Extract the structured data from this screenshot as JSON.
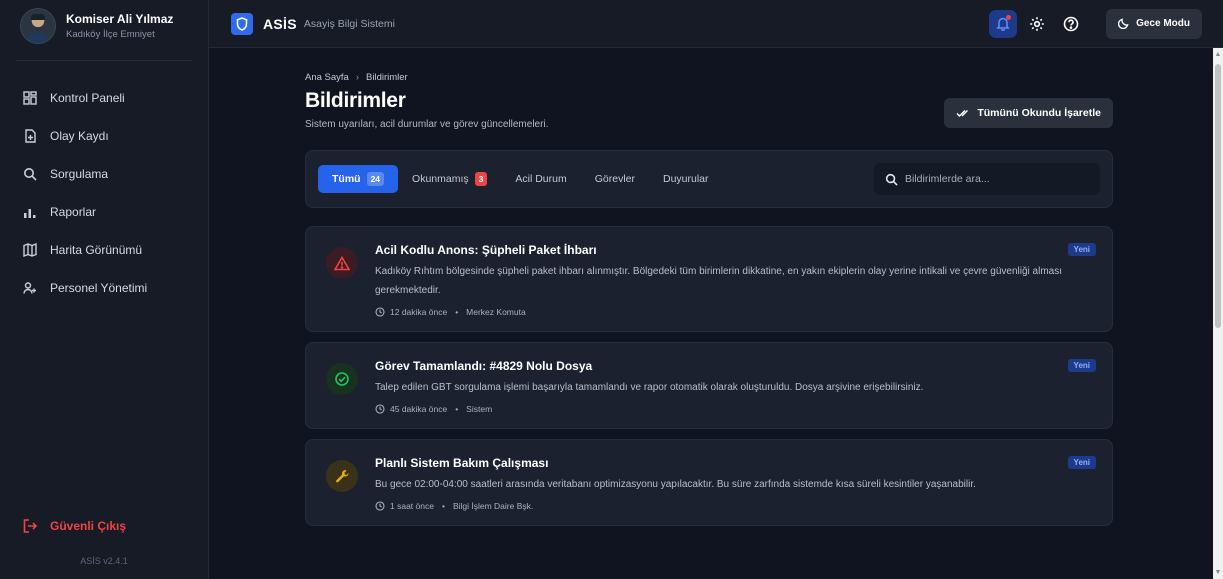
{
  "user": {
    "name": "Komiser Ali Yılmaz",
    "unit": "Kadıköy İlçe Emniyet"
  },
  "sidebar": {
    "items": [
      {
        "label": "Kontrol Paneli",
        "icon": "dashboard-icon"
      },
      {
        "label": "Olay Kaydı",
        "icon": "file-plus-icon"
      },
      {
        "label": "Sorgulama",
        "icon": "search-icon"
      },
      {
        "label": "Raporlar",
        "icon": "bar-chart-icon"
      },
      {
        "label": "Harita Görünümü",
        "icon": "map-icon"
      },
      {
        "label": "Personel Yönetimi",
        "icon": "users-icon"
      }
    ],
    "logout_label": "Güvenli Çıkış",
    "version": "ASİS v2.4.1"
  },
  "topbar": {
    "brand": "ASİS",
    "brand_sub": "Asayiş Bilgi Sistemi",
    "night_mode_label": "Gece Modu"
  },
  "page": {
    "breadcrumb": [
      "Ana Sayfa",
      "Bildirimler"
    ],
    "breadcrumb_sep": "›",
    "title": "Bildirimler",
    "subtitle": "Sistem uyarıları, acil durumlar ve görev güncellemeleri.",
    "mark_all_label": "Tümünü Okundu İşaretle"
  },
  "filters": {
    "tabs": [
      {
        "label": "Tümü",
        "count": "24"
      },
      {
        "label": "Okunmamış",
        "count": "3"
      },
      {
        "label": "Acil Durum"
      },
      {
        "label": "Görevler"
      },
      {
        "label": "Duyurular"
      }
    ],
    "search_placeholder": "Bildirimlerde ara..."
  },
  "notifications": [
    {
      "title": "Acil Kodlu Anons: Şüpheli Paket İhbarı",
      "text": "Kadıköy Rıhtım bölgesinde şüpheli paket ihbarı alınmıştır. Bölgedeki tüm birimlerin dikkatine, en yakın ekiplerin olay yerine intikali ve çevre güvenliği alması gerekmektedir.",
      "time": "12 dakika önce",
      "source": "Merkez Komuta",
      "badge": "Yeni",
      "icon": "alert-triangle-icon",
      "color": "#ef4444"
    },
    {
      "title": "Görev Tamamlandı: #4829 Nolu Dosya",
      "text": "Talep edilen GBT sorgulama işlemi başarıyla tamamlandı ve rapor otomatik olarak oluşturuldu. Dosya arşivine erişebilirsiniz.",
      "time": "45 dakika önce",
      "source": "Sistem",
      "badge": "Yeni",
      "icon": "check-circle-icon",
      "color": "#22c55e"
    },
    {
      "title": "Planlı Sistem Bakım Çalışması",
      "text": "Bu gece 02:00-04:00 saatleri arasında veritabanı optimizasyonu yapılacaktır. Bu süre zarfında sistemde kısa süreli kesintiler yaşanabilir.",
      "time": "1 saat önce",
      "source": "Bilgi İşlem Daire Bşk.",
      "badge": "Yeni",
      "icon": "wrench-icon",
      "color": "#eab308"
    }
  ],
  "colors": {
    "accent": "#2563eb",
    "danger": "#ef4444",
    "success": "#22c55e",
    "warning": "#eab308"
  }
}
-.-.-
TASK TO COMPLETE:
Without including any pictures, print each record exactly.

EXERCISE RESULT:
Extract the structured data from this screenshot as JSON.
{
  "user": {
    "name": "Komiser Ali Yılmaz",
    "unit": "Kadıköy İlçe Emniyet"
  },
  "sidebar": {
    "items": [
      {
        "label": "Kontrol Paneli",
        "icon": "dashboard-icon"
      },
      {
        "label": "Olay Kaydı",
        "icon": "file-plus-icon"
      },
      {
        "label": "Sorgulama",
        "icon": "search-icon"
      },
      {
        "label": "Raporlar",
        "icon": "bar-chart-icon"
      },
      {
        "label": "Harita Görünümü",
        "icon": "map-icon"
      },
      {
        "label": "Personel Yönetimi",
        "icon": "users-icon"
      }
    ],
    "logout_label": "Güvenli Çıkış",
    "version": "ASİS v2.4.1"
  },
  "topbar": {
    "brand": "ASİS",
    "brand_sub": "Asayiş Bilgi Sistemi",
    "night_mode_label": "Gece Modu"
  },
  "page": {
    "breadcrumb": [
      "Ana Sayfa",
      "Bildirimler"
    ],
    "breadcrumb_sep": "›",
    "title": "Bildirimler",
    "subtitle": "Sistem uyarıları, acil durumlar ve görev güncellemeleri.",
    "mark_all_label": "Tümünü Okundu İşaretle"
  },
  "filters": {
    "tabs": [
      {
        "label": "Tümü",
        "count": "24"
      },
      {
        "label": "Okunmamış",
        "count": "3"
      },
      {
        "label": "Acil Durum"
      },
      {
        "label": "Görevler"
      },
      {
        "label": "Duyurular"
      }
    ],
    "search_placeholder": "Bildirimlerde ara..."
  },
  "notifications": [
    {
      "title": "Acil Kodlu Anons: Şüpheli Paket İhbarı",
      "text": "Kadıköy Rıhtım bölgesinde şüpheli paket ihbarı alınmıştır. Bölgedeki tüm birimlerin dikkatine, en yakın ekiplerin olay yerine intikali ve çevre güvenliği alması gerekmektedir.",
      "time": "12 dakika önce",
      "source": "Merkez Komuta",
      "badge": "Yeni",
      "icon": "alert-triangle-icon",
      "color": "#ef4444"
    },
    {
      "title": "Görev Tamamlandı: #4829 Nolu Dosya",
      "text": "Talep edilen GBT sorgulama işlemi başarıyla tamamlandı ve rapor otomatik olarak oluşturuldu. Dosya arşivine erişebilirsiniz.",
      "time": "45 dakika önce",
      "source": "Sistem",
      "badge": "Yeni",
      "icon": "check-circle-icon",
      "color": "#22c55e"
    },
    {
      "title": "Planlı Sistem Bakım Çalışması",
      "text": "Bu gece 02:00-04:00 saatleri arasında veritabanı optimizasyonu yapılacaktır. Bu süre zarfında sistemde kısa süreli kesintiler yaşanabilir.",
      "time": "1 saat önce",
      "source": "Bilgi İşlem Daire Bşk.",
      "badge": "Yeni",
      "icon": "wrench-icon",
      "color": "#eab308"
    }
  ],
  "colors": {
    "accent": "#2563eb",
    "danger": "#ef4444",
    "success": "#22c55e",
    "warning": "#eab308"
  }
}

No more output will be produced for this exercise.